• INPUT MATERIAL
=-=-=
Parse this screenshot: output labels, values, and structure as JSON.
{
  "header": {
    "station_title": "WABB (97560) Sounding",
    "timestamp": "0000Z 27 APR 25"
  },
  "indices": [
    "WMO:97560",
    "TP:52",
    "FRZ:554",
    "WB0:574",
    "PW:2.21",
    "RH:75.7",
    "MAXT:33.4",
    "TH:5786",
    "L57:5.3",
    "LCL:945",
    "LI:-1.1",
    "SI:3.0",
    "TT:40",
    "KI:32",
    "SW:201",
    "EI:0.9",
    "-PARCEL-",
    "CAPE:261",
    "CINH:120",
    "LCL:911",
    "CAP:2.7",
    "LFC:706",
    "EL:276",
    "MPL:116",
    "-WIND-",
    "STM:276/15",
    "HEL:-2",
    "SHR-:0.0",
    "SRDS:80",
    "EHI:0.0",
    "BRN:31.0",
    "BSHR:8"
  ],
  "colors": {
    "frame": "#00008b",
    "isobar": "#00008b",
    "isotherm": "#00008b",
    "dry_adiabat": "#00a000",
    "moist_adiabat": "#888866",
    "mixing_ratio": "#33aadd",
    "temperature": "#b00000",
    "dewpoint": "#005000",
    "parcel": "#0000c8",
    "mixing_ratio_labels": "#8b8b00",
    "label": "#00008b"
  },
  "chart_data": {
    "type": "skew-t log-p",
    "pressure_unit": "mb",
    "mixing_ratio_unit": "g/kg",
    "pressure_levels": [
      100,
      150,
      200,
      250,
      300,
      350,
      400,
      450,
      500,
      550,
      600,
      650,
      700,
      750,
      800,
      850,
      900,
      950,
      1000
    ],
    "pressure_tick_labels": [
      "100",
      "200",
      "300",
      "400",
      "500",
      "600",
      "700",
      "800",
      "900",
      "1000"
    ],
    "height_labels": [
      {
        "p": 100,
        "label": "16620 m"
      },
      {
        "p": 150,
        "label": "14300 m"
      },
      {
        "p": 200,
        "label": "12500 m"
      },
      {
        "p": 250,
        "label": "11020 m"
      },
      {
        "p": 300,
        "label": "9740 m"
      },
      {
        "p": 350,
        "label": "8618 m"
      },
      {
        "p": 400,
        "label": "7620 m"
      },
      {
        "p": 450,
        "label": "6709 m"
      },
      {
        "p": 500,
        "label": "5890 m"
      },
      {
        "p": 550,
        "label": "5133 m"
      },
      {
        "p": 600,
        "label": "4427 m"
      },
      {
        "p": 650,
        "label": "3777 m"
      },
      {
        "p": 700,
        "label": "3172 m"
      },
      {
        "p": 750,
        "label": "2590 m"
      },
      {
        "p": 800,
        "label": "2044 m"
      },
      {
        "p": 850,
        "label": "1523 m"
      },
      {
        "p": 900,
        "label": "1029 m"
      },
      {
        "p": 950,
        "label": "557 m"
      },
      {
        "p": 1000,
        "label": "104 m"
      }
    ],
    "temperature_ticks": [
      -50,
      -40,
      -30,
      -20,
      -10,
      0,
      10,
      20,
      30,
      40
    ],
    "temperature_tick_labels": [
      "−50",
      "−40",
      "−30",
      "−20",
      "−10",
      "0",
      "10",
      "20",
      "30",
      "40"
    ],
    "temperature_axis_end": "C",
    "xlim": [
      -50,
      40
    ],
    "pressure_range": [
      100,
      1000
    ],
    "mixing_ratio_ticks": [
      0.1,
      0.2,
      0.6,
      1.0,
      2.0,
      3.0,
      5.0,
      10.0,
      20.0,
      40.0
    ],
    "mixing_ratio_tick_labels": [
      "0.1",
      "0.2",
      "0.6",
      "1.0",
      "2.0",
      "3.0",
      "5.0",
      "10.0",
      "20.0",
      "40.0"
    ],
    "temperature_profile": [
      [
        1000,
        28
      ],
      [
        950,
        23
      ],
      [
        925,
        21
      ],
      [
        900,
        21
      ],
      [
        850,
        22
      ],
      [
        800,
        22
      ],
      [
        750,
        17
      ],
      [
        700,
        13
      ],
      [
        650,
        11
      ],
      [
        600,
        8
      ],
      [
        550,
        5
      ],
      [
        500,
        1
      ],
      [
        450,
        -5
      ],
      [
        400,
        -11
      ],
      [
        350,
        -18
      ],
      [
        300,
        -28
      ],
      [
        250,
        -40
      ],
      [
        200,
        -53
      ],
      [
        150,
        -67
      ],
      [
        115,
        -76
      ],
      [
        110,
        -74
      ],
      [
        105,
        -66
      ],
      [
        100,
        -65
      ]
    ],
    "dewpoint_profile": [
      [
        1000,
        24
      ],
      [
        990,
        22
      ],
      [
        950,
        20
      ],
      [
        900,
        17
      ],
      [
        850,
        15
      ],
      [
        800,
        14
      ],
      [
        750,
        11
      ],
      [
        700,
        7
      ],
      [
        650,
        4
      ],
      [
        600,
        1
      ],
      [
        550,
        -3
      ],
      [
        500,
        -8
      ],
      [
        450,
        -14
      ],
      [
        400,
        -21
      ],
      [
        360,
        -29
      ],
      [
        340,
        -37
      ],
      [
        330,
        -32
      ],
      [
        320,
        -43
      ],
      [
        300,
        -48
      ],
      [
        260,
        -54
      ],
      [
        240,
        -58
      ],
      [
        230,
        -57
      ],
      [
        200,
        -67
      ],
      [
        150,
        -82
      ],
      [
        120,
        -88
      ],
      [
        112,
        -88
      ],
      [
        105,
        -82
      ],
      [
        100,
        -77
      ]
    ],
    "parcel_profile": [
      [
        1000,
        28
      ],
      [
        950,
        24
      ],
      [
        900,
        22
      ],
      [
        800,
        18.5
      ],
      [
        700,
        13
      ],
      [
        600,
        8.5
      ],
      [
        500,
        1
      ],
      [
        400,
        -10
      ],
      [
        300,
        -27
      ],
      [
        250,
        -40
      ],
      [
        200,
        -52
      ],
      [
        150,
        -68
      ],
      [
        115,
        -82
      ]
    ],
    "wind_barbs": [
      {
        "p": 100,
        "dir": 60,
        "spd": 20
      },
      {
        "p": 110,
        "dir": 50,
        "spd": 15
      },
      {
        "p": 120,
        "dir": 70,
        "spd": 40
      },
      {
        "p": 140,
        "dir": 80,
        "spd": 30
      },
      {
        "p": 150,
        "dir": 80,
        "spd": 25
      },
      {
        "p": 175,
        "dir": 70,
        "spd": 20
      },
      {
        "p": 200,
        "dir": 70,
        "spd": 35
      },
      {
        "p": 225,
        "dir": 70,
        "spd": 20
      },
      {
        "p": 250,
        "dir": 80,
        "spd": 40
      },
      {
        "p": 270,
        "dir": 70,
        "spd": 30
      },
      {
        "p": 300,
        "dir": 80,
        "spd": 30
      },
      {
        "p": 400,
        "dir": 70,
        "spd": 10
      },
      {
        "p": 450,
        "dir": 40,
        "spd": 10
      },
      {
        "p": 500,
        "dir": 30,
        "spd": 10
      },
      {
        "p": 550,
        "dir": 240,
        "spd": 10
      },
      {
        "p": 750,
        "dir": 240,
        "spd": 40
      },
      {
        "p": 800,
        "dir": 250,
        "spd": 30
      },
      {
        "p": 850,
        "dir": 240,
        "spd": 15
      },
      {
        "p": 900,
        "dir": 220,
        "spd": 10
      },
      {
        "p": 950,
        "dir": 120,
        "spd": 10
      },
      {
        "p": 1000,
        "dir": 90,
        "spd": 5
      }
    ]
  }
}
=-=-=
• THE PROBLEM
Print out every entry, keeping each one exact.

• OUTPUT OF THE EXERCISE
Parse this screenshot: output labels, values, and structure as JSON.
{
  "header": {
    "station_title": "WABB (97560) Sounding",
    "timestamp": "0000Z 27 APR 25"
  },
  "indices": [
    "WMO:97560",
    "TP:52",
    "FRZ:554",
    "WB0:574",
    "PW:2.21",
    "RH:75.7",
    "MAXT:33.4",
    "TH:5786",
    "L57:5.3",
    "LCL:945",
    "LI:-1.1",
    "SI:3.0",
    "TT:40",
    "KI:32",
    "SW:201",
    "EI:0.9",
    "-PARCEL-",
    "CAPE:261",
    "CINH:120",
    "LCL:911",
    "CAP:2.7",
    "LFC:706",
    "EL:276",
    "MPL:116",
    "-WIND-",
    "STM:276/15",
    "HEL:-2",
    "SHR-:0.0",
    "SRDS:80",
    "EHI:0.0",
    "BRN:31.0",
    "BSHR:8"
  ],
  "colors": {
    "frame": "#00008b",
    "isobar": "#00008b",
    "isotherm": "#00008b",
    "dry_adiabat": "#00a000",
    "moist_adiabat": "#888866",
    "mixing_ratio": "#33aadd",
    "temperature": "#b00000",
    "dewpoint": "#005000",
    "parcel": "#0000c8",
    "mixing_ratio_labels": "#8b8b00",
    "label": "#00008b"
  },
  "chart_data": {
    "type": "skew-t log-p",
    "pressure_unit": "mb",
    "mixing_ratio_unit": "g/kg",
    "pressure_levels": [
      100,
      150,
      200,
      250,
      300,
      350,
      400,
      450,
      500,
      550,
      600,
      650,
      700,
      750,
      800,
      850,
      900,
      950,
      1000
    ],
    "pressure_tick_labels": [
      "100",
      "200",
      "300",
      "400",
      "500",
      "600",
      "700",
      "800",
      "900",
      "1000"
    ],
    "height_labels": [
      {
        "p": 100,
        "label": "16620 m"
      },
      {
        "p": 150,
        "label": "14300 m"
      },
      {
        "p": 200,
        "label": "12500 m"
      },
      {
        "p": 250,
        "label": "11020 m"
      },
      {
        "p": 300,
        "label": "9740 m"
      },
      {
        "p": 350,
        "label": "8618 m"
      },
      {
        "p": 400,
        "label": "7620 m"
      },
      {
        "p": 450,
        "label": "6709 m"
      },
      {
        "p": 500,
        "label": "5890 m"
      },
      {
        "p": 550,
        "label": "5133 m"
      },
      {
        "p": 600,
        "label": "4427 m"
      },
      {
        "p": 650,
        "label": "3777 m"
      },
      {
        "p": 700,
        "label": "3172 m"
      },
      {
        "p": 750,
        "label": "2590 m"
      },
      {
        "p": 800,
        "label": "2044 m"
      },
      {
        "p": 850,
        "label": "1523 m"
      },
      {
        "p": 900,
        "label": "1029 m"
      },
      {
        "p": 950,
        "label": "557 m"
      },
      {
        "p": 1000,
        "label": "104 m"
      }
    ],
    "temperature_ticks": [
      -50,
      -40,
      -30,
      -20,
      -10,
      0,
      10,
      20,
      30,
      40
    ],
    "temperature_tick_labels": [
      "−50",
      "−40",
      "−30",
      "−20",
      "−10",
      "0",
      "10",
      "20",
      "30",
      "40"
    ],
    "temperature_axis_end": "C",
    "xlim": [
      -50,
      40
    ],
    "pressure_range": [
      100,
      1000
    ],
    "mixing_ratio_ticks": [
      0.1,
      0.2,
      0.6,
      1.0,
      2.0,
      3.0,
      5.0,
      10.0,
      20.0,
      40.0
    ],
    "mixing_ratio_tick_labels": [
      "0.1",
      "0.2",
      "0.6",
      "1.0",
      "2.0",
      "3.0",
      "5.0",
      "10.0",
      "20.0",
      "40.0"
    ],
    "temperature_profile": [
      [
        1000,
        28
      ],
      [
        950,
        23
      ],
      [
        925,
        21
      ],
      [
        900,
        21
      ],
      [
        850,
        22
      ],
      [
        800,
        22
      ],
      [
        750,
        17
      ],
      [
        700,
        13
      ],
      [
        650,
        11
      ],
      [
        600,
        8
      ],
      [
        550,
        5
      ],
      [
        500,
        1
      ],
      [
        450,
        -5
      ],
      [
        400,
        -11
      ],
      [
        350,
        -18
      ],
      [
        300,
        -28
      ],
      [
        250,
        -40
      ],
      [
        200,
        -53
      ],
      [
        150,
        -67
      ],
      [
        115,
        -76
      ],
      [
        110,
        -74
      ],
      [
        105,
        -66
      ],
      [
        100,
        -65
      ]
    ],
    "dewpoint_profile": [
      [
        1000,
        24
      ],
      [
        990,
        22
      ],
      [
        950,
        20
      ],
      [
        900,
        17
      ],
      [
        850,
        15
      ],
      [
        800,
        14
      ],
      [
        750,
        11
      ],
      [
        700,
        7
      ],
      [
        650,
        4
      ],
      [
        600,
        1
      ],
      [
        550,
        -3
      ],
      [
        500,
        -8
      ],
      [
        450,
        -14
      ],
      [
        400,
        -21
      ],
      [
        360,
        -29
      ],
      [
        340,
        -37
      ],
      [
        330,
        -32
      ],
      [
        320,
        -43
      ],
      [
        300,
        -48
      ],
      [
        260,
        -54
      ],
      [
        240,
        -58
      ],
      [
        230,
        -57
      ],
      [
        200,
        -67
      ],
      [
        150,
        -82
      ],
      [
        120,
        -88
      ],
      [
        112,
        -88
      ],
      [
        105,
        -82
      ],
      [
        100,
        -77
      ]
    ],
    "parcel_profile": [
      [
        1000,
        28
      ],
      [
        950,
        24
      ],
      [
        900,
        22
      ],
      [
        800,
        18.5
      ],
      [
        700,
        13
      ],
      [
        600,
        8.5
      ],
      [
        500,
        1
      ],
      [
        400,
        -10
      ],
      [
        300,
        -27
      ],
      [
        250,
        -40
      ],
      [
        200,
        -52
      ],
      [
        150,
        -68
      ],
      [
        115,
        -82
      ]
    ],
    "wind_barbs": [
      {
        "p": 100,
        "dir": 60,
        "spd": 20
      },
      {
        "p": 110,
        "dir": 50,
        "spd": 15
      },
      {
        "p": 120,
        "dir": 70,
        "spd": 40
      },
      {
        "p": 140,
        "dir": 80,
        "spd": 30
      },
      {
        "p": 150,
        "dir": 80,
        "spd": 25
      },
      {
        "p": 175,
        "dir": 70,
        "spd": 20
      },
      {
        "p": 200,
        "dir": 70,
        "spd": 35
      },
      {
        "p": 225,
        "dir": 70,
        "spd": 20
      },
      {
        "p": 250,
        "dir": 80,
        "spd": 40
      },
      {
        "p": 270,
        "dir": 70,
        "spd": 30
      },
      {
        "p": 300,
        "dir": 80,
        "spd": 30
      },
      {
        "p": 400,
        "dir": 70,
        "spd": 10
      },
      {
        "p": 450,
        "dir": 40,
        "spd": 10
      },
      {
        "p": 500,
        "dir": 30,
        "spd": 10
      },
      {
        "p": 550,
        "dir": 240,
        "spd": 10
      },
      {
        "p": 750,
        "dir": 240,
        "spd": 40
      },
      {
        "p": 800,
        "dir": 250,
        "spd": 30
      },
      {
        "p": 850,
        "dir": 240,
        "spd": 15
      },
      {
        "p": 900,
        "dir": 220,
        "spd": 10
      },
      {
        "p": 950,
        "dir": 120,
        "spd": 10
      },
      {
        "p": 1000,
        "dir": 90,
        "spd": 5
      }
    ]
  }
}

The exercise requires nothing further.